### [WHAT THE EXERCISE ASKS]
Which of the lines in the data below contain the string "respiratorias"? Copy each of them.

Page records with their text:
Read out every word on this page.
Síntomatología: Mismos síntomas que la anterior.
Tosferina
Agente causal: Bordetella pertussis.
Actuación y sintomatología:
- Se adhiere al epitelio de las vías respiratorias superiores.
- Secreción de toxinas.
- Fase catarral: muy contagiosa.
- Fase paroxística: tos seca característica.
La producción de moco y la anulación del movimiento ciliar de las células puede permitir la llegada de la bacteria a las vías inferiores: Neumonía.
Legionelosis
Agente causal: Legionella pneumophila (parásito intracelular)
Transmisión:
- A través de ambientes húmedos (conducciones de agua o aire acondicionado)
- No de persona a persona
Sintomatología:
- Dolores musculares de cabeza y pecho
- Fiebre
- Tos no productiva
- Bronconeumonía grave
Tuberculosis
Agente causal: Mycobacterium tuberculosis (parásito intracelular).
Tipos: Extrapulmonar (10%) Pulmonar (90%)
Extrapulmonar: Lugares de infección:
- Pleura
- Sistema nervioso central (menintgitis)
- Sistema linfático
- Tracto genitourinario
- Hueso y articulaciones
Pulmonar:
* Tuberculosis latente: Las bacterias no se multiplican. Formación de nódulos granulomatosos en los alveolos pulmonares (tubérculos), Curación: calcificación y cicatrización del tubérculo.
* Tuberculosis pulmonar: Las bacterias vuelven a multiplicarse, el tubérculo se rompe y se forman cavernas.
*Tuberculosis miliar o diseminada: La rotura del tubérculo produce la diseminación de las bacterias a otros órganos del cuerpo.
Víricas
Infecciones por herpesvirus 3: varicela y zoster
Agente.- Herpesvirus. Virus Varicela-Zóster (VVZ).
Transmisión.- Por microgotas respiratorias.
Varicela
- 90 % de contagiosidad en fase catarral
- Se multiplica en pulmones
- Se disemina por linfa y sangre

### [OUTPUT BELOW]
- Se adhiere al epitelio de las vías respiratorias superiores.
Transmisión.- Por microgotas respiratorias.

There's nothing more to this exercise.